Stated exercise
Gather, from the listing beneath this task, every line holding the string "Lower".

* START Data for the task *

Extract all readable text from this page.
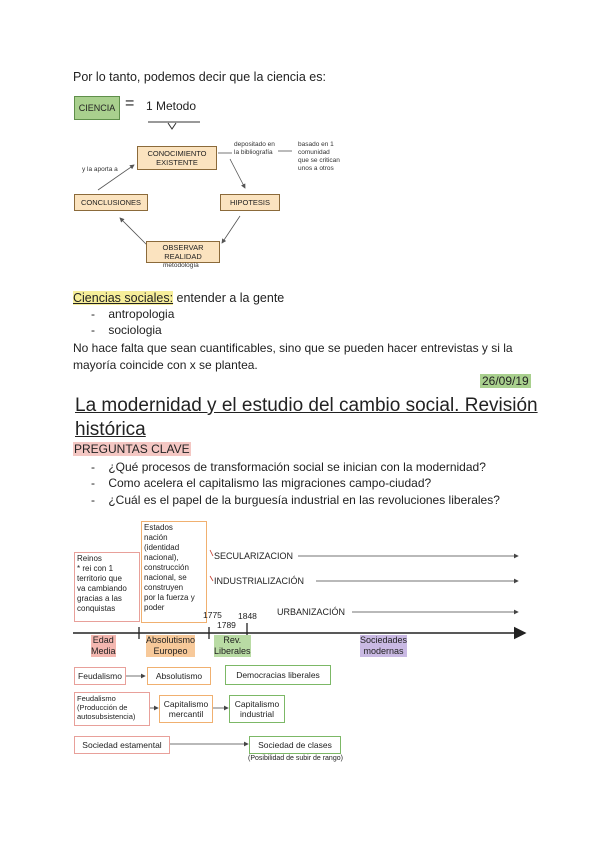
Por lo tanto, podemos decir que la ciencia es:
CIENCIA = 1 Metodo
CONOCIMIENTO
EXISTENTE
depositado en
la bibliografía
basado en 1
comunidad
que se critican
unos a otros
y la aporta a
CONCLUSIONES	HIPOTESIS
OBSERVAR
REALIDAD
metodología
Ciencias sociales: entender a la gente
-    antropologia
-    sociologia
No hace falta que sean cuantificables, sino que se pueden hacer entrevistas y si la mayoría coincide con x se plantea.
26/09/19
La modernidad y el estudio del cambio social. Revisión histórica
PREGUNTAS CLAVE
-    ¿Qué procesos de transformación social se inician con la modernidad?
-    Como acelera el capitalismo las migraciones campo-ciudad?
-    ¿Cuál es el papel de la burguesía industrial en las revoluciones liberales?
Reinos
* rei con 1
territorio que
va cambiando
gracias a las
conquistas
Estados
nación
(identidad
nacional),
construcción
nacional, se
construyen
por la fuerza y
poder
SECULARIZACION
INDUSTRIALIZACIÓN
URBANIZACIÓN
1775
1789
1848
Edad
Media
Absolutismo
Europeo
Rev.
Liberales
Sociedades
modernas
Feudalismo	Absolutismo	Democracias liberales
Feudalismo
(Producción de
autosubsistencia)
Capitalismo
mercantil
Capitalismo
industrial
Sociedad estamental	Sociedad de clases
(Posibilidad de subir de rango)
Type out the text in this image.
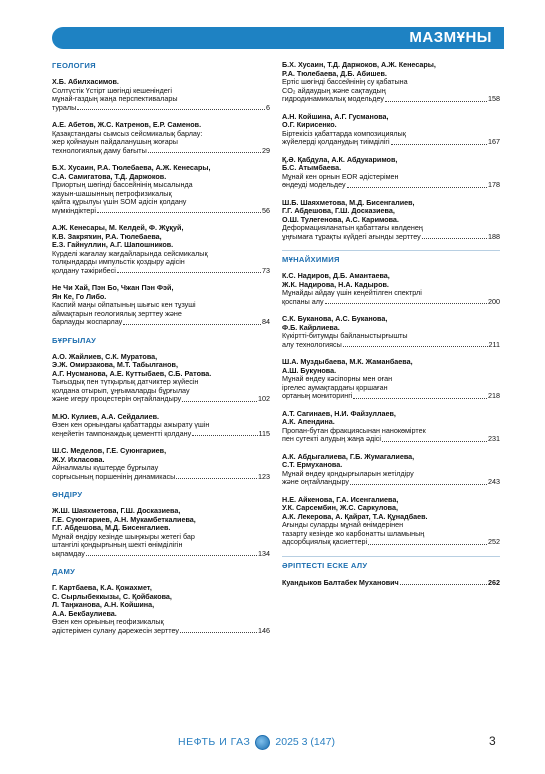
МАЗМҰНЫ
ГЕОЛОГИЯ
Х.Б. Абилхасимов.
Солтүстік Үстірт шөгінді кешеніндегі
мұнай-газдың жаңа перспективалары
туралы	6
А.Е. Абетов, Ж.С. Катренов, Е.Р. Саменов.
Қазақстандағы сымсыз сейсмикалық барлау:
жер қойнауын пайдаланушың жоғары
технологиялық даму бағыты	29
Б.Х. Хусаин, Р.А. Тюлебаева, А.Ж. Кенесары,
С.А. Самигатова, Т.Д. Даржоков.
Приортың шөгінді бассейнінің мысалында
жауын-шашынның петрофизикалық
қайта құрылуы үшін SOM әдісін қолдану
мүмкіндіктері	56
А.Ж. Кенесары, М. Келдей, Ф. Жұқуй,
К.В. Закряҡин, Р.А. Тюлебаева,
Е.З. Гайнуллин, А.Г. Шапошников.
Күрделі жағалау жағдайларында сейсмикалық
толқындарды импульстік қоздыру әдісін
қолдану тәжірибесі	73
Не Чи Хай, Пэн Бо, Чжан Пэн Фэй,
Ян Кe, Го Либо.
Каспий маңы ойпатының шығыс кен тұзуші
аймақтарын геологиялық зерттеу және
барлауды жоспарлау	84
БҰРҒЫЛАУ
А.О. Жайлиев, С.К. Муратова,
Э.Ж. Омирзакова, М.Т. Табылганов,
А.Г. Нусманова, А.Е. Куттыбаев, С.Б. Ратова.
Тығыздық пен түтқырлық датчиктер жүйесін
қолдана отырып, ұңғымаларды бұрғылау
және игеру процестерін оңтайландыру	102
М.Ю. Кулиев, А.А. Сейдалиев.
Өзен кен орнындағы қабаттарды ажырату үшін
кеңейетін тампонаждық цементті қолдану	115
Ш.С. Меделов, Г.Е. Суюнгариев,
Ж.У. Ихласова.
Айналмалы күштерде бұрғылау
сорғысының поршенінің динамикасы	123
ӨНДІРУ
Ж.Ш. Шаяхметова, Г.Ш. Досказиева,
Г.Е. Суюнгариев, А.Н. Мукамбеткалиева,
Г.Г. Абдешова, М.Д. Бисенгалиев.
Мұнай өндіру кезінде шыңжыры жетегі бар
штангілі қондырғының шекті өнімділігін
ықпамдау	134
ДАМУ
Г. Картбаева, К.А. Қожахмет,
С. Сырлыбеккызы, С. Қойбакова,
Л. Таңжанова, А.Н. Койшина,
А.А. Бекбаулиева.
Өзен кен орнының геофизикалық
әдістерімен сулану дәрежесін зерттеу	146
Б.Х. Хусаин, Т.Д. Даржоков, А.Ж. Кенесары,
Р.А. Тюлебаева, Д.Б. Абишев.
Ертіс шөгінді бассейнінің су қабатына
CO₂ айдаудың және сақтаудың
гидродинамикалық модельдеу	158
А.Н. Койшина, А.Г. Гусманова,
О.Г. Кирисенко.
Біртекісіз қабаттарда композициялық
жүйелерді қолданудың тиімділігі	167
Қ.Ә. Қабдула, А.К. Абдукаримов,
Б.С. Атымбаева.
Мұнай кен орнын EOR әдістерімен
өндеуді модельдеу	178
Ш.Б. Шаяхметова, М.Д. Бисенгалиев,
Г.Г. Абдешова, Г.Ш. Досказиева,
О.Ш. Тулегенова, А.С. Каримова.
Деформацияланатын қабаттағы көлденең
ұңғымаға тұрақты күйдегі ағынды зерттеу	188
МҰНАЙХИМИЯ
К.С. Надиров, Д.Б. Амантаева,
Ж.К. Надирова, Н.А. Кадыров.
Мұнайды айдау үшін кеңейтілген спектрлі
қоспаны алу	200
С.К. Буканова, А.С. Буканова,
Ф.Б. Кайрлиева.
Күкіртті-битумды байланыстырғышты
алу технологиясы	211
Ш.А. Муздыбаева, М.К. Жаманбаева,
А.Ш. Букунова.
Мұнай өндеу кәсіпорны мен оған
іргелес аумақтардағы қоршаған
ортаның мониторингі	218
А.Т. Сагинаев, Н.И. Файзуллаев,
А.К. Апендина.
Пропан-бутан фракциясынан нанокөміртек
пен сутекті алудың жаңа әдісі	231
А.К. Абдыгалиева, Г.Б. Жумагалиева,
С.Т. Ермуханова.
Мұнай өндеу қондырғыларын жетілдіру
және оңтайландыру	243
Н.Е. Айкенова, Г.А. Исенгалиева,
У.К. Сарсембин, Ж.С. Саркулова,
А.К. Лекерова, А. Қайрат, Т.А. Құнадбаев.
Ағынды суларды мұнай өнімдерінен
тазарту кезінде жо карбонатты шламының
адсорбциялық қасиеттері	252
ӘРІПТЕСТІ ЕСКЕ АЛУ
Куандыков Балтабек Муханович	262
НЕФТЬ И ГАЗ 2025 3 (147)	3
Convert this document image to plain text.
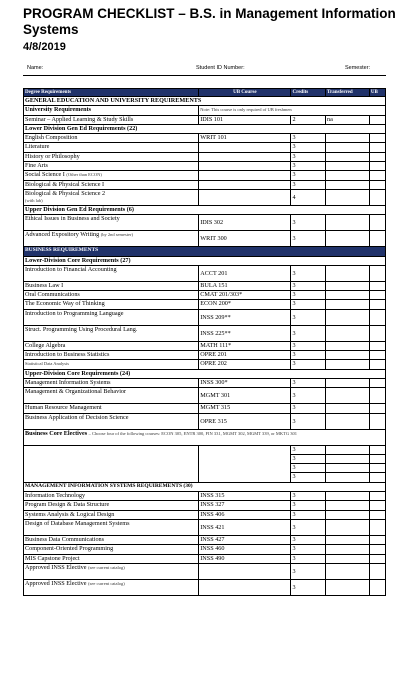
PROGRAM CHECKLIST – B.S. in Management Information Systems
4/8/2019
Name:	Student ID Number:	Semester:
Degree Requirements	UB Course	Credits	Transferred	UB
GENERAL EDUCATION AND UNIVERSITY REQUIREMENTS				
University Requirements	Note: This course is only required of UB freshmen			
Seminar – Applied Learning & Study Skills	IDIS 101	2	na	
Lower Division Gen Ed Requirements (22)				
English Composition	WRIT 101	3		
Literature		3		
History or Philosophy		3		
Fine Arts		3		
Social Science I (Other than ECON)		3		
Biological & Physical Science I		3		
Biological & Physical Science 2
(with lab)		4		
Upper Division Gen Ed Requirements (6)				
Ethical Issues in Business and Society	IDIS 302	3		
Advanced Expository Writing (by 2nd semester)	WRIT 300	3		
BUSINESS REQUIREMENTS				
Lower-Division Core Requirements (27)				
Introduction to Financial Accounting	ACCT 201	3		
Business Law I	BULA 151	3		
Oral Communications	CMAT 201/303*	3		
The Economic Way of Thinking	ECON 200*	3		
Introduction to Programming Language	INSS 209**	3		
Struct. Programming Using Procedural Lang.	INSS 225**	3		
College Algebra	MATH 111*	3		
Introduction to Business Statistics	OPRE 201	3		
Statistical Data Analysis	OPRE 202	3		
Upper-Division Core Requirements (24)				
Management Information Systems	INSS 300*	3		
Management & Organizational Behavior	MGMT 301	3		
Human Resource Management	MGMT 315	3		
Business Application of Decision Science	OPRE 315	3		
Business Core Electives – Choose four of the following courses: ECON 305, ENTR 300, FIN 331, MGMT 302, MGMT 339, or MKTG 301				
		3		
		3		
		3		
		3		
MANAGEMENT INFORMATION SYSTEMS REQUIREMENTS (30)				
Information Technology	INSS 315	3		
Program Design & Data Structure	INSS 327	3		
Systems Analysis & Logical Design	INSS 406	3		
Design of Database Management Systems	INSS 421	3		
Business Data Communications	INSS 427	3		
Component-Oriented Programming	INSS 460	3		
MIS Capstone Project	INSS 490	3		
Approved INSS Elective (see current catalog)		3		
Approved INSS Elective (see current catalog)		3		
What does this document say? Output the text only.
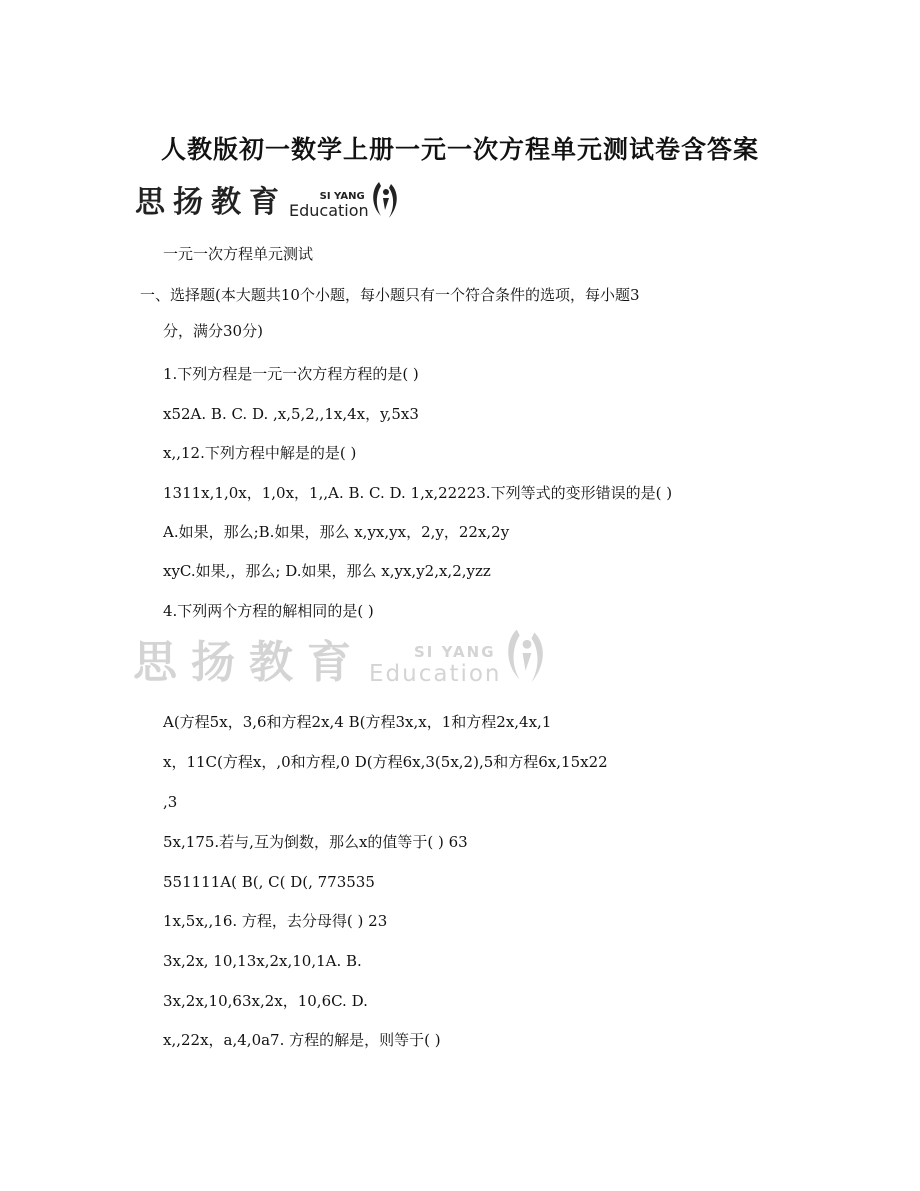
人教版初一数学上册一元一次方程单元测试卷含答案
思扬教育	SI YANG
Education
一元一次方程单元测试
一、选择题(本大题共10个小题，每小题只有一个符合条件的选项，每小题3
分，满分30分)
1.下列方程是一元一次方程方程的是( )
x52A. B. C. D. ,x,5,2,,1x,4x，y,5x3
x,,12.下列方程中解是的是( )
1311x,1,0x，1,0x，1,,A. B. C. D. 1,x,22223.下列等式的变形错误的是( )
A.如果，那么;B.如果，那么 x,yx,yx，2,y，22x,2y
xyC.如果,，那么; D.如果，那么 x,yx,y2,x,2,yzz
4.下列两个方程的解相同的是( )
思扬教育	SI YANG
Education
A(方程5x，3,6和方程2x,4 B(方程3x,x，1和方程2x,4x,1
x，11C(方程x，,0和方程,0 D(方程6x,3(5x,2),5和方程6x,15x22
,3
5x,175.若与,互为倒数，那么x的值等于( ) 63
551111A( B(, C( D(, 773535
1x,5x,,16. 方程，去分母得( ) 23
3x,2x, 10,13x,2x,10,1A. B.
3x,2x,10,63x,2x，10,6C. D.
x,,22x，a,4,0a7. 方程的解是，则等于( )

* END Data for the task *

Written reply
Lower Division Gen Ed Requirements (22)				
Lower-Division Core Requirements (27)				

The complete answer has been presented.